[Stored items]
- - -
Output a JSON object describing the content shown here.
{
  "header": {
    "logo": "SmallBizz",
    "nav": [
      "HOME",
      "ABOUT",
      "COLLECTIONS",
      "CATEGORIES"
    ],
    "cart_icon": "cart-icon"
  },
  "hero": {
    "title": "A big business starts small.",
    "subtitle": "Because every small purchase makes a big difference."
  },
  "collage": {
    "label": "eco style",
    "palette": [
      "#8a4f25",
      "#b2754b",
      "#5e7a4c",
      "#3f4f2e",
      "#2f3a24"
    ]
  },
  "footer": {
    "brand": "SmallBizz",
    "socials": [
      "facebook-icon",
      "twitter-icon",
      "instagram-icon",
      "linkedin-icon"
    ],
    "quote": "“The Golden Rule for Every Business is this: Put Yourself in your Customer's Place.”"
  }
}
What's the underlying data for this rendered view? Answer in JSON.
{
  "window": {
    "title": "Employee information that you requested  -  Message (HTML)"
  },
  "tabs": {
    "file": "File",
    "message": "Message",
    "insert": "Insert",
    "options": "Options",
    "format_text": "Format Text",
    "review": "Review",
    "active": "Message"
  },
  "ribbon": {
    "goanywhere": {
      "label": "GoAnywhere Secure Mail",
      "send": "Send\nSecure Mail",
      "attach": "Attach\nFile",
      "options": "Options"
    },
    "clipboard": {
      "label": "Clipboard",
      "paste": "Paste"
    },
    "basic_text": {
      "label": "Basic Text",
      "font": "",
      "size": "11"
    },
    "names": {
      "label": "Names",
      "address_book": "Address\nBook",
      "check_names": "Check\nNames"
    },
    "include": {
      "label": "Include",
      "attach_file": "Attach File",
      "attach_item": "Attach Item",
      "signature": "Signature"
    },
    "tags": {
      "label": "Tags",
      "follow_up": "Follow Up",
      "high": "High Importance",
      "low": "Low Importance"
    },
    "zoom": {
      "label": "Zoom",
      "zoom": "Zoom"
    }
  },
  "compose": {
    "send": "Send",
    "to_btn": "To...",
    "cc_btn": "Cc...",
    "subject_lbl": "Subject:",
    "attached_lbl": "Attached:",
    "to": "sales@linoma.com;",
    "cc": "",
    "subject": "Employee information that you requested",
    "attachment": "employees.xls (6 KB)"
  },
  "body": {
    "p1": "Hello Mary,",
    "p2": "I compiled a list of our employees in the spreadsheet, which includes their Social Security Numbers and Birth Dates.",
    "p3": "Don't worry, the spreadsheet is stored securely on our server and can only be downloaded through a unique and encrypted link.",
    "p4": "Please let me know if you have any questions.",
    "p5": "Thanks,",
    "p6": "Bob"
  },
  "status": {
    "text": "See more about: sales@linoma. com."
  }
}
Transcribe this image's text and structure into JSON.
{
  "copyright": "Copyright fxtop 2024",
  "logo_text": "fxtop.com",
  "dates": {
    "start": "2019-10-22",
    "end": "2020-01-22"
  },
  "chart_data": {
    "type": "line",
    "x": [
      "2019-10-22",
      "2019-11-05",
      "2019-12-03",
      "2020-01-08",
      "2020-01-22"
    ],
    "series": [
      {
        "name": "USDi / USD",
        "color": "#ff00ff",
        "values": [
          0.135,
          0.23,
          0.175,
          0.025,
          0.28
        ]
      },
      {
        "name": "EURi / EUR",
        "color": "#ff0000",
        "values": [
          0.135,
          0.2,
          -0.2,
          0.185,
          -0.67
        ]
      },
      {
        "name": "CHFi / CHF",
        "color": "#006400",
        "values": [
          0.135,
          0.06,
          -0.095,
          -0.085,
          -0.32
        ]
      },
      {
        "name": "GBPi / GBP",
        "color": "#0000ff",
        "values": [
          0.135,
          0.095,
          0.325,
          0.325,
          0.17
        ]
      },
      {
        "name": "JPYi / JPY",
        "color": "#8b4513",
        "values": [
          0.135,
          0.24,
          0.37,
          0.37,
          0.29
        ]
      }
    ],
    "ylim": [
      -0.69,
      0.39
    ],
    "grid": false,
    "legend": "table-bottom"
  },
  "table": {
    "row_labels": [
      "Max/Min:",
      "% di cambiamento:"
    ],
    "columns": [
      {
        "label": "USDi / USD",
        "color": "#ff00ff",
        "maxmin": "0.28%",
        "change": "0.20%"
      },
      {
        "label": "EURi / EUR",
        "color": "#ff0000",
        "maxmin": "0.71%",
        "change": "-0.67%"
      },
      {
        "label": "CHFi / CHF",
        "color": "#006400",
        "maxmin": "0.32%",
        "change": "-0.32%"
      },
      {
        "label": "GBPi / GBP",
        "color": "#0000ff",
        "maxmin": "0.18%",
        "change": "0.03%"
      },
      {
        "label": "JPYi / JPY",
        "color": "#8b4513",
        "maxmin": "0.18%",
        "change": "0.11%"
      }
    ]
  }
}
- - -
> **EXERCISE TASK**: Look through the records and gather each line with the word "spreadsheet".

> **FINISHED ANSWER**:
    "p2": "I compiled a list of our employees in the spreadsheet, which includes their Social Security Numbers and Birth Dates.",
    "p3": "Don't worry, the spreadsheet is stored securely on our server and can only be downloaded through a unique and encrypted link.",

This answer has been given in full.